SHORT TASK: Present every line of the entries below as a numbered list, omitting blank lines and the pictures.

****************

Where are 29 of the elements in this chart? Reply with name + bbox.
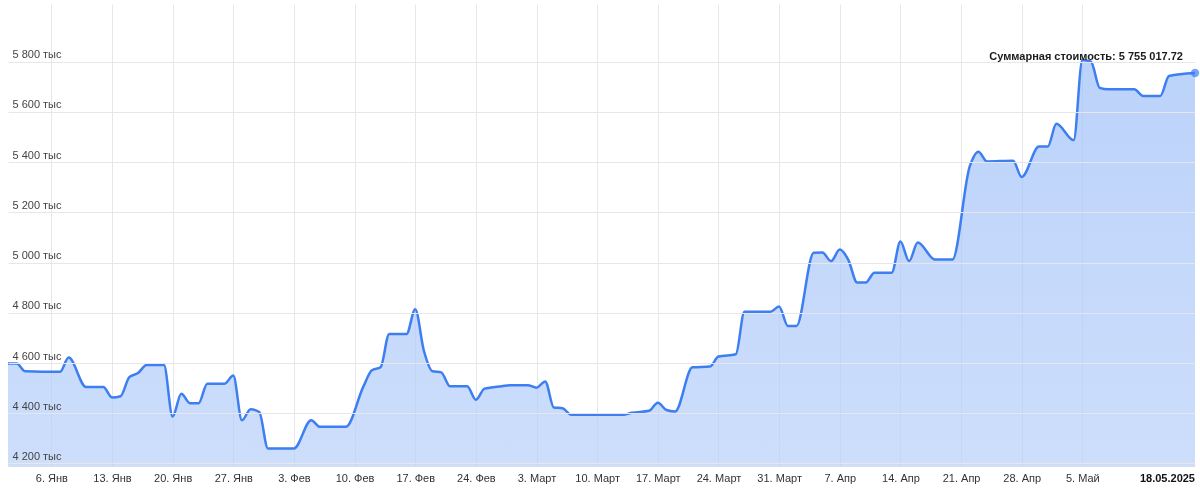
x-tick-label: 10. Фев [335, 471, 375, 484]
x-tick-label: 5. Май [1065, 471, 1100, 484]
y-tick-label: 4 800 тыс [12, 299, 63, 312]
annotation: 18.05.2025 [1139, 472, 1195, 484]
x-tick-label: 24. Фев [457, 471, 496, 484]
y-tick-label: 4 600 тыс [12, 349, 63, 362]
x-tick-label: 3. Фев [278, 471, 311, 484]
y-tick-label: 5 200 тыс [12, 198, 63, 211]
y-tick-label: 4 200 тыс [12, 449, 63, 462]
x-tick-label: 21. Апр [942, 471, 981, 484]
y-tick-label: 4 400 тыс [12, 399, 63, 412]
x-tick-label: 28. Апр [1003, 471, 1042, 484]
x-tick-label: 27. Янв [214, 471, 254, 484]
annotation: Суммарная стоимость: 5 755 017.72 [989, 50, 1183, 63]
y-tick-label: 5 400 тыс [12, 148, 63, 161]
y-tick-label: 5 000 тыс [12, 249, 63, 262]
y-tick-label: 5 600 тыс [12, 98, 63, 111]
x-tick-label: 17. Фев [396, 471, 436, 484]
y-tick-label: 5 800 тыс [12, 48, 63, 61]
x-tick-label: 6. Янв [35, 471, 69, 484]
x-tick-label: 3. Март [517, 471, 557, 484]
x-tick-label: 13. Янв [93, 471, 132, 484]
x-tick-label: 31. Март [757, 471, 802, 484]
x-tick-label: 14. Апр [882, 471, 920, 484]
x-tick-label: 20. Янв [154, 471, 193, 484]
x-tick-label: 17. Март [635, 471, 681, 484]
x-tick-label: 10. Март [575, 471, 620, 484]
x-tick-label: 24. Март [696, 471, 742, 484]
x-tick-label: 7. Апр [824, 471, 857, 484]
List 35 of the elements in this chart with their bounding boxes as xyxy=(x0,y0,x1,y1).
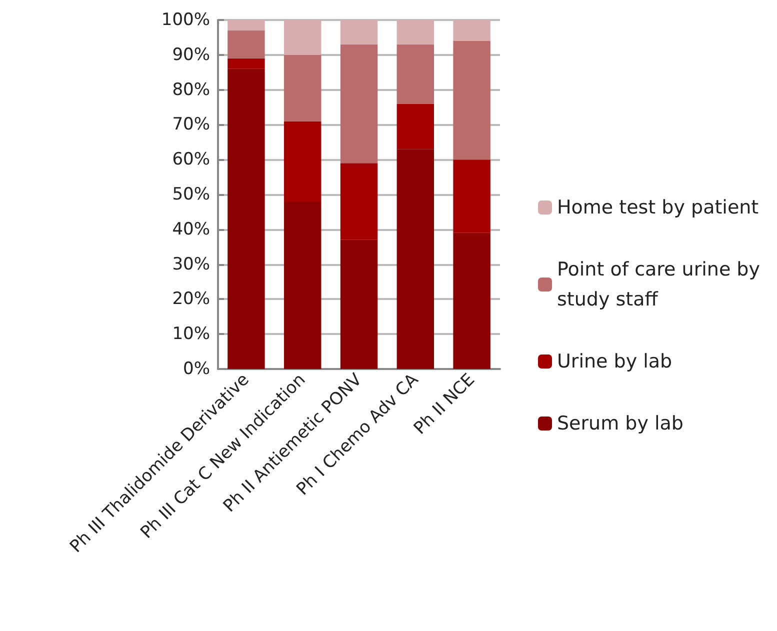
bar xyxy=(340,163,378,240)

****************

THE RESPONSE:
1. Where are 29 of the elements in this chart? Reply with name + bbox.
2. x-tick-label: 10. Фев [335, 471, 375, 484]
3. x-tick-label: 5. Май [1065, 471, 1100, 484]
4. y-tick-label: 4 800 тыс [12, 299, 63, 312]
5. annotation: 18.05.2025 [1139, 472, 1195, 484]
6. x-tick-label: 24. Фев [457, 471, 496, 484]
7. y-tick-label: 4 600 тыс [12, 349, 63, 362]
8. x-tick-label: 3. Фев [278, 471, 311, 484]
9. y-tick-label: 5 200 тыс [12, 198, 63, 211]
10. y-tick-label: 4 200 тыс [12, 449, 63, 462]
11. x-tick-label: 21. Апр [942, 471, 981, 484]
12. y-tick-label: 4 400 тыс [12, 399, 63, 412]
13. x-tick-label: 28. Апр [1003, 471, 1042, 484]
14. x-tick-label: 27. Янв [214, 471, 254, 484]
15. annotation: Суммарная стоимость: 5 755 017.72 [989, 50, 1183, 63]
16. y-tick-label: 5 400 тыс [12, 148, 63, 161]
17. y-tick-label: 5 000 тыс [12, 249, 63, 262]
18. y-tick-label: 5 600 тыс [12, 98, 63, 111]
19. x-tick-label: 17. Фев [396, 471, 436, 484]
20. y-tick-label: 5 800 тыс [12, 48, 63, 61]
21. x-tick-label: 6. Янв [35, 471, 69, 484]
22. x-tick-label: 3. Март [517, 471, 557, 484]
23. x-tick-label: 13. Янв [93, 471, 132, 484]
24. x-tick-label: 31. Март [757, 471, 802, 484]
25. x-tick-label: 14. Апр [882, 471, 920, 484]
26. x-tick-label: 20. Янв [154, 471, 193, 484]
27. x-tick-label: 17. Март [635, 471, 681, 484]
28. x-tick-label: 10. Март [575, 471, 620, 484]
29. x-tick-label: 24. Март [696, 471, 742, 484]
30. x-tick-label: 7. Апр [824, 471, 857, 484]
31. List 35 of the elements in this chart with their bounding boxes as xyxy=(x0,y0,x1,y1).
32. bar xyxy=(340,163,378,240)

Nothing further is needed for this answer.